------ Extracted information ------

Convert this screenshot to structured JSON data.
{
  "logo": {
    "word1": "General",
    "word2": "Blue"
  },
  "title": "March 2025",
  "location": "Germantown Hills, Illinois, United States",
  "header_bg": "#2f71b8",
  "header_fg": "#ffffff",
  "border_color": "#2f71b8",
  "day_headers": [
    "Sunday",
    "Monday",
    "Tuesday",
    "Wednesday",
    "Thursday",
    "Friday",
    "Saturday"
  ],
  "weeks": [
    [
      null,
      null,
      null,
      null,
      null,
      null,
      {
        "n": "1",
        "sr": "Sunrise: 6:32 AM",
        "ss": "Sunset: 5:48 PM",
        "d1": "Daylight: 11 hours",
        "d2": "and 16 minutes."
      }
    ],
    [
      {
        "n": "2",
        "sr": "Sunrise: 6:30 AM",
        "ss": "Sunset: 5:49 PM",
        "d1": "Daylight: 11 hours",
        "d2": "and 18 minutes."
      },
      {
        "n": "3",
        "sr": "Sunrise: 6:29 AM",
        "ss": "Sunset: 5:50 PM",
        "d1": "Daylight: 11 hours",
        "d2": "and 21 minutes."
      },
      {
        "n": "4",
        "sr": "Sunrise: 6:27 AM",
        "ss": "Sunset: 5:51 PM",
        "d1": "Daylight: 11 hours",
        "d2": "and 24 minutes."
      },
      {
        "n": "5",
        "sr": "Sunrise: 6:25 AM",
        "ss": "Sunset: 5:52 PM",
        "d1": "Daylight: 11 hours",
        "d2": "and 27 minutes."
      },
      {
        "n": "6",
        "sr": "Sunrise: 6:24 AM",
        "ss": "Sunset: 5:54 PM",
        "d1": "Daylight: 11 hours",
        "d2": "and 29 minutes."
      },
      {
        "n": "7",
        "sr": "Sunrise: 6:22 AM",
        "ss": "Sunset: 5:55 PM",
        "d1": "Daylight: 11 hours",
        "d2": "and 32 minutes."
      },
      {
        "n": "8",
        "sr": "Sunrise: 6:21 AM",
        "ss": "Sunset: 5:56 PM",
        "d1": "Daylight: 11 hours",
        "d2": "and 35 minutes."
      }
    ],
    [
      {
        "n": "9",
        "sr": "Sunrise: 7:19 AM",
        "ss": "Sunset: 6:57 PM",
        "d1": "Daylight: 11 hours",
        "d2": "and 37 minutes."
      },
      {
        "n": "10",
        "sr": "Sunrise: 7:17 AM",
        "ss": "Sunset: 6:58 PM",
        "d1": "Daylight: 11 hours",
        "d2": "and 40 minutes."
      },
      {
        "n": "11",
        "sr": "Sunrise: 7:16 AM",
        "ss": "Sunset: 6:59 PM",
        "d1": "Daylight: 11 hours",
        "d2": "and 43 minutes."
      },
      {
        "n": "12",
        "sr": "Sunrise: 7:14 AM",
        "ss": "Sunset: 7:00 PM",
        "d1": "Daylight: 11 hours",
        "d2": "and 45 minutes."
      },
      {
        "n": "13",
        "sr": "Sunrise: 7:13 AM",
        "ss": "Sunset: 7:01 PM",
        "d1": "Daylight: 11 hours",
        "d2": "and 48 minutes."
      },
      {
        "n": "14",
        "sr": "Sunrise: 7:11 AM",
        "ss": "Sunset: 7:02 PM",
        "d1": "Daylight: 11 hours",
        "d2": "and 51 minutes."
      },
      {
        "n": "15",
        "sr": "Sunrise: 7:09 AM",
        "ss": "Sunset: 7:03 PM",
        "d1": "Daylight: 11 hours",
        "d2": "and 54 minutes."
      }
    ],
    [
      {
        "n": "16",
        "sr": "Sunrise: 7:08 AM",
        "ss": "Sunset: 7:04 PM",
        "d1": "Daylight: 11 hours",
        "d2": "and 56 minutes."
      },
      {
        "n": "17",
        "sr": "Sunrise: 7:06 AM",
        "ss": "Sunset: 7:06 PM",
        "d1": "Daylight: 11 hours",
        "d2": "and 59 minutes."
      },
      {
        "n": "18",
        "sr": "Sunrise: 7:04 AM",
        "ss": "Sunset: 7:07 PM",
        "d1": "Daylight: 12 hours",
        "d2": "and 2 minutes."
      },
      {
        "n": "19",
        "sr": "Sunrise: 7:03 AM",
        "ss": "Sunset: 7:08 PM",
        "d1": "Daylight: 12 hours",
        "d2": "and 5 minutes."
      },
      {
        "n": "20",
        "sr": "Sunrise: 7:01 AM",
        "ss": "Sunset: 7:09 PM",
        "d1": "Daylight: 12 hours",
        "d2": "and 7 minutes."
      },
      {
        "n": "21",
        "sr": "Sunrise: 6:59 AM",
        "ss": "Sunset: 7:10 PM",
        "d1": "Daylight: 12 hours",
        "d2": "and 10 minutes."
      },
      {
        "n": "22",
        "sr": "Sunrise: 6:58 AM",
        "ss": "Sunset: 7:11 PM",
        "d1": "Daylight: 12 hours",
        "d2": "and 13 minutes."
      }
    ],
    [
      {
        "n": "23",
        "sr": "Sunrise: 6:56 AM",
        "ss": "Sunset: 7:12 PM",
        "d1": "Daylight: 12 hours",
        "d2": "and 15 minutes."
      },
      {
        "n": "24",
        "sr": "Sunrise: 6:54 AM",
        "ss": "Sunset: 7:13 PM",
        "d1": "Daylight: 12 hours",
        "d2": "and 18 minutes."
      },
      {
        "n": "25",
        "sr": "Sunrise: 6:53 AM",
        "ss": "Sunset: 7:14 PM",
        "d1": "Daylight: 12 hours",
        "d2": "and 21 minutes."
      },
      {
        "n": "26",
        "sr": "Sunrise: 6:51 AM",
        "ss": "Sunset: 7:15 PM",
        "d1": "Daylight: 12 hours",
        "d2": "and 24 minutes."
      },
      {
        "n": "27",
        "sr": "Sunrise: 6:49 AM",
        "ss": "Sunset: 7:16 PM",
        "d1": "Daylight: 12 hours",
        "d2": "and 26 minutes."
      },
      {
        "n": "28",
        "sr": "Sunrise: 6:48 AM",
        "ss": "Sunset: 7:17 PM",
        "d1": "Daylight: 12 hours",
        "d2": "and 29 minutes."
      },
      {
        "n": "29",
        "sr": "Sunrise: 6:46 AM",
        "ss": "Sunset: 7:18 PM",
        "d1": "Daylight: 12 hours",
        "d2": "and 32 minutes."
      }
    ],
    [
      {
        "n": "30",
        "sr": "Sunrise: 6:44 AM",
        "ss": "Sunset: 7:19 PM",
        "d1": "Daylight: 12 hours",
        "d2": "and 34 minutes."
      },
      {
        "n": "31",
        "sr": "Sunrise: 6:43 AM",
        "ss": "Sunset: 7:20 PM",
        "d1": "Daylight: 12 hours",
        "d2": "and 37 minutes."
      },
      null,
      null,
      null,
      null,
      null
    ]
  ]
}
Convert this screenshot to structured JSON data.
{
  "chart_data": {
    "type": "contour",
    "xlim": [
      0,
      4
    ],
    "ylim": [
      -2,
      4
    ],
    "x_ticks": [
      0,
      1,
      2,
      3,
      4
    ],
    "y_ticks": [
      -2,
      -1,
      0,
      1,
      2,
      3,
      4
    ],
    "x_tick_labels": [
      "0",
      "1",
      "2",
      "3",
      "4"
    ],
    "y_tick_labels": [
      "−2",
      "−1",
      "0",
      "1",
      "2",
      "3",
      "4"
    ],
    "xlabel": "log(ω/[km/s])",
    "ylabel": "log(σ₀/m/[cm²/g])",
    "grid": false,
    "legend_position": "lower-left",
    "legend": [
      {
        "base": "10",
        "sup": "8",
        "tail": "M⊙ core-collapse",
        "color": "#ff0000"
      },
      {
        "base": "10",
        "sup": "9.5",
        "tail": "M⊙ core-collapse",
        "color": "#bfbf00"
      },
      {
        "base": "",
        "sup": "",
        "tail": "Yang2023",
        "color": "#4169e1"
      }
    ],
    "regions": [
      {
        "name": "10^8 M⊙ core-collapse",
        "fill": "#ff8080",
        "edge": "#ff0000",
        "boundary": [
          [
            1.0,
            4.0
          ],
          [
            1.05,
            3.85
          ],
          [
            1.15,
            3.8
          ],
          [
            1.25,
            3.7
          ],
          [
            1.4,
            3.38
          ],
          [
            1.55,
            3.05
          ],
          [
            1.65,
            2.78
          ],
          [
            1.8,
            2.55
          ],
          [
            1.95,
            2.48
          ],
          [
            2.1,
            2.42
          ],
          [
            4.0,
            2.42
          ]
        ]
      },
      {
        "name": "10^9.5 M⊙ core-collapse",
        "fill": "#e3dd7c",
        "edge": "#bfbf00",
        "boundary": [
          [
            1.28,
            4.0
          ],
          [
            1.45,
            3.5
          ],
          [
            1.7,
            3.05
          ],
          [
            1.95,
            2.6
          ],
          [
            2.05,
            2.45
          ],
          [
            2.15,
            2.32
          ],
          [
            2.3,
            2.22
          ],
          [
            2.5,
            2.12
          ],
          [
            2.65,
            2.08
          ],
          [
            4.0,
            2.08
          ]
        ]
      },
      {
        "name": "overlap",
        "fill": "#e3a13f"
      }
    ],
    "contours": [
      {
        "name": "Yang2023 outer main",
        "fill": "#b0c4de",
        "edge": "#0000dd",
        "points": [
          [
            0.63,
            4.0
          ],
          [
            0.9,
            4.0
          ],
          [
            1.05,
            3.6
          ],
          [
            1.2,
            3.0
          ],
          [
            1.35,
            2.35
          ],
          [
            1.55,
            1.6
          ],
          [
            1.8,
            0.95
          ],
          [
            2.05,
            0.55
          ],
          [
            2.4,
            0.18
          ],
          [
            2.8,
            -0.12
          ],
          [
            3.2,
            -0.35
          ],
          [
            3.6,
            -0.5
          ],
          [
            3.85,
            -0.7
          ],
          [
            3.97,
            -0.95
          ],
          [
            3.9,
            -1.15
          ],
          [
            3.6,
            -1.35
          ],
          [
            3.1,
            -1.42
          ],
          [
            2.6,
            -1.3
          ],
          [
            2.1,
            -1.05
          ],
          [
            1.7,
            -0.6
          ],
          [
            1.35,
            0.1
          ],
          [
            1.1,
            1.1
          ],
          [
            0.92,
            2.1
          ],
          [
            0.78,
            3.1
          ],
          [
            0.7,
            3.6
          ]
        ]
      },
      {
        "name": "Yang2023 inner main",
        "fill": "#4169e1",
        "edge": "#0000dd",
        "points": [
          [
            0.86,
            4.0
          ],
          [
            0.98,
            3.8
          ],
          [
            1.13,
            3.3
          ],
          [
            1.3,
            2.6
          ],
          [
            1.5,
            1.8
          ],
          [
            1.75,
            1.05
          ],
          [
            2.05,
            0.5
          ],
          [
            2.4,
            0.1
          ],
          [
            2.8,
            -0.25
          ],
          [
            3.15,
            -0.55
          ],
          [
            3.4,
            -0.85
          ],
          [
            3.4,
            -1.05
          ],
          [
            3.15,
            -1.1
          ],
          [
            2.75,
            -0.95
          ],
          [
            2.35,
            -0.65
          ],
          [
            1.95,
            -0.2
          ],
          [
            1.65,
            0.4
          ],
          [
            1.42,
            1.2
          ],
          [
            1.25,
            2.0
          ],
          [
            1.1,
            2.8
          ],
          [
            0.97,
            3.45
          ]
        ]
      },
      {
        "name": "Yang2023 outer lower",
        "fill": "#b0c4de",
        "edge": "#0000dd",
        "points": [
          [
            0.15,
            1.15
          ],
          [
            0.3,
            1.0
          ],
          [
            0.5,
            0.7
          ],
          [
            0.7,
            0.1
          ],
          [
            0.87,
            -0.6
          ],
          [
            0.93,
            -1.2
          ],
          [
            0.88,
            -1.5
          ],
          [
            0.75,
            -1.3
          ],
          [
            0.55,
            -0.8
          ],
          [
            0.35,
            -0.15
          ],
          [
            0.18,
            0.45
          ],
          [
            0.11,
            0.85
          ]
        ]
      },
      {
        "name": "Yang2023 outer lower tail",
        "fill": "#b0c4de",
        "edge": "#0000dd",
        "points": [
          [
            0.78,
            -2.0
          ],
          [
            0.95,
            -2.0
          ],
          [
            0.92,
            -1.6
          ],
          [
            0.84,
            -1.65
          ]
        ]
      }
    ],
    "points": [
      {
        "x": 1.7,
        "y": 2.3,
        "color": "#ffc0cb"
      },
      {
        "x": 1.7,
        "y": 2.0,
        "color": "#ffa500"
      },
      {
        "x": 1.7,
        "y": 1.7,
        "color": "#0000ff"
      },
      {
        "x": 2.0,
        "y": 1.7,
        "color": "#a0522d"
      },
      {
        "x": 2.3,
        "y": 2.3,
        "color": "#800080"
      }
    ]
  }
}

------

Task goal
Using the records above, select and copy every line that has the word "collapse".

Exercise solution
        "tail": "M⊙ core-collapse",
        "tail": "M⊙ core-collapse",
        "name": "10^8 M⊙ core-collapse",
        "name": "10^9.5 M⊙ core-collapse",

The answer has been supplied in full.